Stored data entries

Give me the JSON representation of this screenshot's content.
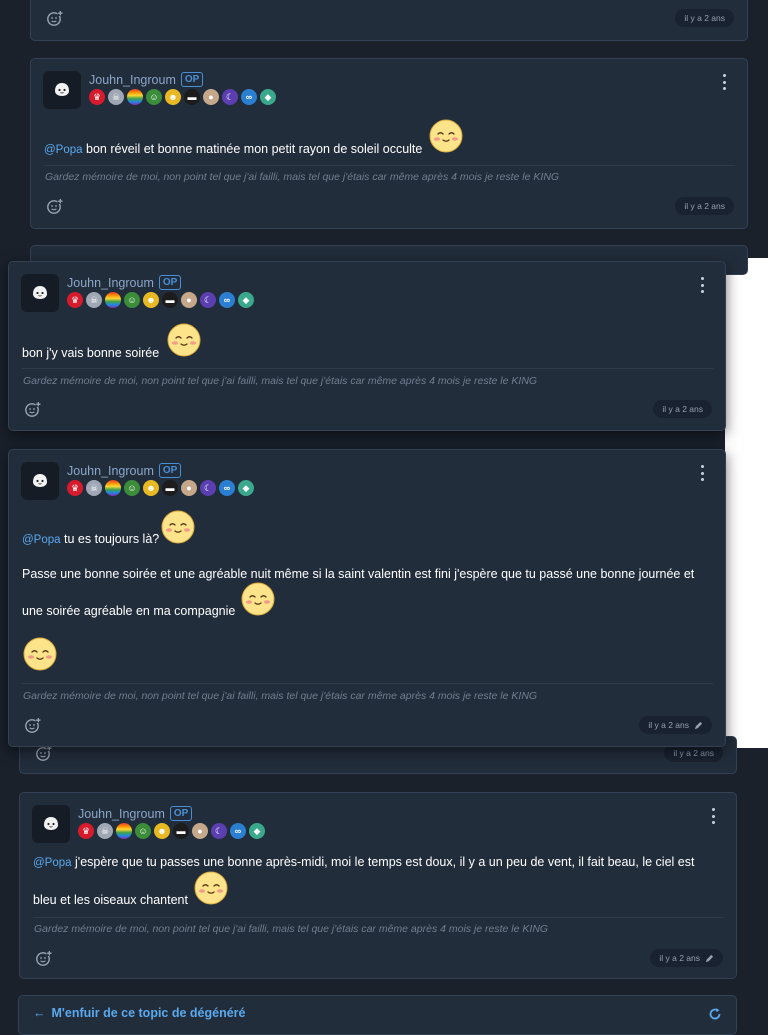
{
  "op_label": "OP",
  "signature": "Gardez mémoire de moi, non point tel que j'ai failli, mais tel que j'étais car même après 4 mois je reste le KING",
  "posts": [
    {
      "timestamp": "il y a 2 ans"
    },
    {
      "author": "Jouhn_Ingroum",
      "mention": "@Popa",
      "text": "bon réveil et bonne matinée mon petit rayon de soleil occulte",
      "timestamp": "il y a 2 ans"
    },
    {
      "author": "Jouhn_Ingroum",
      "text": "bon j'y vais bonne soirée",
      "timestamp": "il y a 2 ans"
    },
    {
      "author": "Jouhn_Ingroum",
      "mention": "@Popa",
      "line1": "tu es toujours là?",
      "line2": "Passe une bonne soirée et une agréable nuit même si la saint valentin est fini j'espère que tu passé une bonne journée et",
      "line3": "une soirée agréable en ma compagnie",
      "timestamp": "il y a 2 ans",
      "edited": true
    },
    {
      "timestamp": "il y a 2 ans"
    },
    {
      "author": "Jouhn_Ingroum",
      "mention": "@Popa",
      "line1": "j'espère que tu passes une bonne après-midi, moi le temps est doux, il y a un peu de vent, il fait beau, le ciel est",
      "line2": "bleu et les oiseaux chantent",
      "timestamp": "il y a 2 ans",
      "edited": true
    }
  ],
  "footer": {
    "flee_label": "M'enfuir de ce topic de dégénéré"
  },
  "icons": [
    "ghost-avatar-icon",
    "kebab-menu-icon",
    "add-reaction-icon",
    "pencil-icon",
    "arrow-left-icon",
    "refresh-icon",
    "blush-emoji-icon"
  ],
  "colors": {
    "background": "#1a212b",
    "card": "#222d3b",
    "link": "#5aa9ee",
    "op_border": "#4a8fd6"
  }
}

Directions for this task | All of the lines above should be retyped precisely, apart from the pictures.

Written answer |
Give me the JSON representation of this screenshot's content.
{
  "op_label": "OP",
  "signature": "Gardez mémoire de moi, non point tel que j'ai failli, mais tel que j'étais car même après 4 mois je reste le KING",
  "posts": [
    {
      "timestamp": "il y a 2 ans"
    },
    {
      "author": "Jouhn_Ingroum",
      "mention": "@Popa",
      "text": "bon réveil et bonne matinée mon petit rayon de soleil occulte",
      "timestamp": "il y a 2 ans"
    },
    {
      "author": "Jouhn_Ingroum",
      "text": "bon j'y vais bonne soirée",
      "timestamp": "il y a 2 ans"
    },
    {
      "author": "Jouhn_Ingroum",
      "mention": "@Popa",
      "line1": "tu es toujours là?",
      "line2": "Passe une bonne soirée et une agréable nuit même si la saint valentin est fini j'espère que tu passé une bonne journée et",
      "line3": "une soirée agréable en ma compagnie",
      "timestamp": "il y a 2 ans",
      "edited": true
    },
    {
      "timestamp": "il y a 2 ans"
    },
    {
      "author": "Jouhn_Ingroum",
      "mention": "@Popa",
      "line1": "j'espère que tu passes une bonne après-midi, moi le temps est doux, il y a un peu de vent, il fait beau, le ciel est",
      "line2": "bleu et les oiseaux chantent",
      "timestamp": "il y a 2 ans",
      "edited": true
    }
  ],
  "footer": {
    "flee_label": "M'enfuir de ce topic de dégénéré"
  },
  "icons": [
    "ghost-avatar-icon",
    "kebab-menu-icon",
    "add-reaction-icon",
    "pencil-icon",
    "arrow-left-icon",
    "refresh-icon",
    "blush-emoji-icon"
  ],
  "colors": {
    "background": "#1a212b",
    "card": "#222d3b",
    "link": "#5aa9ee",
    "op_border": "#4a8fd6"
  }
}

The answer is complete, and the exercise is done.